Stored data entries:
============================================================

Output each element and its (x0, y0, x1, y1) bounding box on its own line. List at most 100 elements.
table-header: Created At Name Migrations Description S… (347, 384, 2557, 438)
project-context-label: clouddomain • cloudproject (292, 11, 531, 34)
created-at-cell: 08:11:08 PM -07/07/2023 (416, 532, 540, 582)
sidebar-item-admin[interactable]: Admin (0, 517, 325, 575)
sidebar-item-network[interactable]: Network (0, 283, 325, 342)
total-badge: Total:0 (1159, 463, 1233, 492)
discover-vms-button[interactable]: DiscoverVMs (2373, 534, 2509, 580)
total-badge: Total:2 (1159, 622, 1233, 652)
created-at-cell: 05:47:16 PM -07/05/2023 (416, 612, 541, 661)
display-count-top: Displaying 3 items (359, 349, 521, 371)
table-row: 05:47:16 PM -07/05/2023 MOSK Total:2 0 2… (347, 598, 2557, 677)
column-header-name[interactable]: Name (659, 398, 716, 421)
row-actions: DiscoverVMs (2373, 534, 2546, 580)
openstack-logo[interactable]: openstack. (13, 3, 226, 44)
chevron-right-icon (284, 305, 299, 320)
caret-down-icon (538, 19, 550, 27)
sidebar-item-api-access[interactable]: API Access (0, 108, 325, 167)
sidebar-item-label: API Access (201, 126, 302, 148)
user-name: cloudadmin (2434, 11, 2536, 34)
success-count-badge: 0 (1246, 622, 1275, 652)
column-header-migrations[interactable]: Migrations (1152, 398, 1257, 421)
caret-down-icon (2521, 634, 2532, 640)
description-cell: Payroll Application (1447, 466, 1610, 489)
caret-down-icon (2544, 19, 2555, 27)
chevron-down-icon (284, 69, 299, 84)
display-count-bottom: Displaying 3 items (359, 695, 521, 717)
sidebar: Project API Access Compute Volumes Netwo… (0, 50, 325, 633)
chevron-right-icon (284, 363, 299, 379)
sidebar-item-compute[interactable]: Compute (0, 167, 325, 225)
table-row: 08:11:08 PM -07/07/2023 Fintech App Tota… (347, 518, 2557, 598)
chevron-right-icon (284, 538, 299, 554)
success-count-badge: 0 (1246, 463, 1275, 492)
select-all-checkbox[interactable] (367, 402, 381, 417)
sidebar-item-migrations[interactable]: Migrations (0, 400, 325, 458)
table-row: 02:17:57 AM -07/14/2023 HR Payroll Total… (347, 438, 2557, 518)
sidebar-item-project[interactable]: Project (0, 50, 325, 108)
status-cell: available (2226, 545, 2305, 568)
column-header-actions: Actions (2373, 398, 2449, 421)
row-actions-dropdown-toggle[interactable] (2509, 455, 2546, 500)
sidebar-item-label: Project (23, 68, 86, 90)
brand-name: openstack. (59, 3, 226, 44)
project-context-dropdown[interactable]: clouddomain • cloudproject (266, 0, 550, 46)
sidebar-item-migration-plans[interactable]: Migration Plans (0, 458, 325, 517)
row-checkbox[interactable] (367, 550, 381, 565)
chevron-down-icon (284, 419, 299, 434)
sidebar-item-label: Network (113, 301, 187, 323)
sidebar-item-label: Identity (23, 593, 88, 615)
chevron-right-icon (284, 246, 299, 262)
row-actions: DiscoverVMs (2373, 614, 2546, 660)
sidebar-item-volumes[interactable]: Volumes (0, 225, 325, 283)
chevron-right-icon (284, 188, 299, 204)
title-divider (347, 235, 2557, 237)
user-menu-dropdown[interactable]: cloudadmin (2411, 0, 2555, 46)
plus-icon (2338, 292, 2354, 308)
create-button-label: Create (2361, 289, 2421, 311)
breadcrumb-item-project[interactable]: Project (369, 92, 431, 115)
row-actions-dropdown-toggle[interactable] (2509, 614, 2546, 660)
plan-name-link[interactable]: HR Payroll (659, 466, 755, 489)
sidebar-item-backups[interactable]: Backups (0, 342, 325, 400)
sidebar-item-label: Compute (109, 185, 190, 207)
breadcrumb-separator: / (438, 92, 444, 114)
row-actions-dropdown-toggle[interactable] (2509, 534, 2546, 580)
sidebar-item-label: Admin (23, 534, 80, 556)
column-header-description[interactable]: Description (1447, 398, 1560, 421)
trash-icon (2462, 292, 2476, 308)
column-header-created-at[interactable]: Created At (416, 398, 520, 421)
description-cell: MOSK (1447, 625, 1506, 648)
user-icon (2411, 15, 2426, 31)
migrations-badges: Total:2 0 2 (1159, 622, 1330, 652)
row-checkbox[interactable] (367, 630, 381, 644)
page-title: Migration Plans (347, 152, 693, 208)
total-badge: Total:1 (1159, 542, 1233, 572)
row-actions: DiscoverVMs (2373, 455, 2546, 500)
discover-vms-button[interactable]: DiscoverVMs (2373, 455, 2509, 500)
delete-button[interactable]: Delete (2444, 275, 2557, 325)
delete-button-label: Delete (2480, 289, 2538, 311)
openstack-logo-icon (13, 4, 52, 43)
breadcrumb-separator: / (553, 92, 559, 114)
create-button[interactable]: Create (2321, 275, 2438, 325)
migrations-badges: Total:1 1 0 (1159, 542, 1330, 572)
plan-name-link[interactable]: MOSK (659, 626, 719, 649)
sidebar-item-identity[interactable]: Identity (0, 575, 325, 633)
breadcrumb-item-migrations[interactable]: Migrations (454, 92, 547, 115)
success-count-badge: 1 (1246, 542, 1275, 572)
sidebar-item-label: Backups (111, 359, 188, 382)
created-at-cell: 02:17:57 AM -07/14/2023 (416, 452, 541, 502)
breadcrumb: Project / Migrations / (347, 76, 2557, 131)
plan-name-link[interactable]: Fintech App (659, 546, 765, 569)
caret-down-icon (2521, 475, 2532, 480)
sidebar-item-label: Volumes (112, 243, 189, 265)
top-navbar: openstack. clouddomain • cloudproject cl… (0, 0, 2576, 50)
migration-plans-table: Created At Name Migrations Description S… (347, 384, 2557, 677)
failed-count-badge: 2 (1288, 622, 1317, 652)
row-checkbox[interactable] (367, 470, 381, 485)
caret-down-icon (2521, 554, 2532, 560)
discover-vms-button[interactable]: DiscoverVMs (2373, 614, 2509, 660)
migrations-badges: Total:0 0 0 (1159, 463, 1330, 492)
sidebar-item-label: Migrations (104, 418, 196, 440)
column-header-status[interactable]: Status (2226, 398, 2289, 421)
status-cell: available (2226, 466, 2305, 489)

============================================================

## To do
Put each line from all of the items above into a Markdown table with two columns, Row and Line. Number every row and skip any blank lines.

## Solution to the problem
| Row | Line |
|---|---|
| 1 | Output each element and its (x0, y0, x1, y1) bounding box on its own line. List at most 100 elements. |
| 2 | table-header: Created At Name Migrations Description S… (347, 384, 2557, 438) |
| 3 | project-context-label: clouddomain • cloudproject (292, 11, 531, 34) |
| 4 | created-at-cell: 08:11:08 PM -07/07/2023 (416, 532, 540, 582) |
| 5 | sidebar-item-admin[interactable]: Admin (0, 517, 325, 575) |
| 6 | sidebar-item-network[interactable]: Network (0, 283, 325, 342) |
| 7 | total-badge: Total:0 (1159, 463, 1233, 492) |
| 8 | discover-vms-button[interactable]: DiscoverVMs (2373, 534, 2509, 580) |
| 9 | total-badge: Total:2 (1159, 622, 1233, 652) |
| 10 | created-at-cell: 05:47:16 PM -07/05/2023 (416, 612, 541, 661) |
| 11 | display-count-top: Displaying 3 items (359, 349, 521, 371) |
| 12 | table-row: 05:47:16 PM -07/05/2023 MOSK Total:2 0 2… (347, 598, 2557, 677) |
| 13 | column-header-name[interactable]: Name (659, 398, 716, 421) |
| 14 | row-actions: DiscoverVMs (2373, 534, 2546, 580) |
| 15 | openstack-logo[interactable]: openstack. (13, 3, 226, 44) |
| 16 | chevron-right-icon (284, 305, 299, 320) |
| 17 | caret-down-icon (538, 19, 550, 27) |
| 18 | sidebar-item-api-access[interactable]: API Access (0, 108, 325, 167) |
| 19 | sidebar-item-label: API Access (201, 126, 302, 148) |
| 20 | user-name: cloudadmin (2434, 11, 2536, 34) |
| 21 | success-count-badge: 0 (1246, 622, 1275, 652) |
| 22 | column-header-migrations[interactable]: Migrations (1152, 398, 1257, 421) |
| 23 | caret-down-icon (2521, 634, 2532, 640) |
| 24 | description-cell: Payroll Application (1447, 466, 1610, 489) |
| 25 | caret-down-icon (2544, 19, 2555, 27) |
| 26 | chevron-down-icon (284, 69, 299, 84) |
| 27 | display-count-bottom: Displaying 3 items (359, 695, 521, 717) |
| 28 | sidebar: Project API Access Compute Volumes Netwo… (0, 50, 325, 633) |
| 29 | chevron-right-icon (284, 363, 299, 379) |
| 30 | sidebar-item-compute[interactable]: Compute (0, 167, 325, 225) |
| 31 | table-row: 08:11:08 PM -07/07/2023 Fintech App Tota… (347, 518, 2557, 598) |
| 32 | chevron-right-icon (284, 538, 299, 554) |
| 33 | success-count-badge: 0 (1246, 463, 1275, 492) |
| 34 | select-all-checkbox[interactable] (367, 402, 381, 417) |
| 35 | sidebar-item-migrations[interactable]: Migrations (0, 400, 325, 458) |
| 36 | table-row: 02:17:57 AM -07/14/2023 HR Payroll Total… (347, 438, 2557, 518) |
| 37 | sidebar-item-project[interactable]: Project (0, 50, 325, 108) |
| 38 | status-cell: available (2226, 545, 2305, 568) |
| 39 | column-header-actions: Actions (2373, 398, 2449, 421) |
| 40 | row-actions-dropdown-toggle[interactable] (2509, 455, 2546, 500) |
| 41 | sidebar-item-label: Project (23, 68, 86, 90) |
| 42 | brand-name: openstack. (59, 3, 226, 44) |
| 43 | project-context-dropdown[interactable]: clouddomain • cloudproject (266, 0, 550, 46) |
| 44 | sidebar-item-migration-plans[interactable]: Migration Plans (0, 458, 325, 517) |
| 45 | row-checkbox[interactable] (367, 550, 381, 565) |
| 46 | chevron-down-icon (284, 419, 299, 434) |
| 47 | sidebar-item-label: Network (113, 301, 187, 323) |
| 48 | sidebar-item-label: Identity (23, 593, 88, 615) |
| 49 | chevron-right-icon (284, 246, 299, 262) |
| 50 | row-actions: DiscoverVMs (2373, 614, 2546, 660) |
| 51 | sidebar-item-volumes[interactable]: Volumes (0, 225, 325, 283) |
| 52 | chevron-right-icon (284, 188, 299, 204) |
| 53 | title-divider (347, 235, 2557, 237) |
| 54 | user-menu-dropdown[interactable]: cloudadmin (2411, 0, 2555, 46) |
| 55 | plus-icon (2338, 292, 2354, 308) |
| 56 | create-button-label: Create (2361, 289, 2421, 311) |
| 57 | breadcrumb-item-project[interactable]: Project (369, 92, 431, 115) |
| 58 | row-actions-dropdown-toggle[interactable] (2509, 614, 2546, 660) |
| 59 | plan-name-link[interactable]: HR Payroll (659, 466, 755, 489) |
| 60 | sidebar-item-backups[interactable]: Backups (0, 342, 325, 400) |
| 61 | sidebar-item-label: Compute (109, 185, 190, 207) |
| 62 | breadcrumb-separator: / (438, 92, 444, 114) |
| 63 | row-actions-dropdown-toggle[interactable] (2509, 534, 2546, 580) |
| 64 | sidebar-item-label: Admin (23, 534, 80, 556) |
| 65 | column-header-description[interactable]: Description (1447, 398, 1560, 421) |
| 66 | trash-icon (2462, 292, 2476, 308) |
| 67 | column-header-created-at[interactable]: Created At (416, 398, 520, 421) |
| 68 | description-cell: MOSK (1447, 625, 1506, 648) |
| 69 | user-icon (2411, 15, 2426, 31) |
| 70 | migrations-badges: Total:2 0 2 (1159, 622, 1330, 652) |
| 71 | row-checkbox[interactable] (367, 630, 381, 644) |
| 72 | page-title: Migration Plans (347, 152, 693, 208) |
| 73 | total-badge: Total:1 (1159, 542, 1233, 572) |
| 74 | row-actions: DiscoverVMs (2373, 455, 2546, 500) |
| 75 | discover-vms-button[interactable]: DiscoverVMs (2373, 455, 2509, 500) |
| 76 | delete-button[interactable]: Delete (2444, 275, 2557, 325) |
| 77 | delete-button-label: Delete (2480, 289, 2538, 311) |
| 78 | openstack-logo-icon (13, 4, 52, 43) |
| 79 | breadcrumb-separator: / (553, 92, 559, 114) |
| 80 | create-button[interactable]: Create (2321, 275, 2438, 325) |
| 81 | migrations-badges: Total:1 1 0 (1159, 542, 1330, 572) |
| 82 | plan-name-link[interactable]: MOSK (659, 626, 719, 649) |
| 83 | sidebar-item-identity[interactable]: Identity (0, 575, 325, 633) |
| 84 | breadcrumb-item-migrations[interactable]: Migrations (454, 92, 547, 115) |
| 85 | success-count-badge: 1 (1246, 542, 1275, 572) |
| 86 | sidebar-item-label: Backups (111, 359, 188, 382) |
| 87 | created-at-cell: 02:17:57 AM -07/14/2023 (416, 452, 541, 502) |
| 88 | breadcrumb: Project / Migrations / (347, 76, 2557, 131) |
| 89 | plan-name-link[interactable]: Fintech App (659, 546, 765, 569) |
| 90 | caret-down-icon (2521, 475, 2532, 480) |
| 91 | sidebar-item-label: Volumes (112, 243, 189, 265) |
| 92 | top-navbar: openstack. clouddomain • cloudproject cl… (0, 0, 2576, 50) |
| 93 | migration-plans-table: Created At Name Migrations Description S… (347, 384, 2557, 677) |
| 94 | failed-count-badge: 2 (1288, 622, 1317, 652) |
| 95 | row-checkbox[interactable] (367, 470, 381, 485) |
| 96 | caret-down-icon (2521, 554, 2532, 560) |
| 97 | discover-vms-button[interactable]: DiscoverVMs (2373, 614, 2509, 660) |
| 98 | migrations-badges: Total:0 0 0 (1159, 463, 1330, 492) |
| 99 | sidebar-item-label: Migrations (104, 418, 196, 440) |
| 100 | column-header-status[interactable]: Status (2226, 398, 2289, 421) |
| 101 | status-cell: available (2226, 466, 2305, 489) |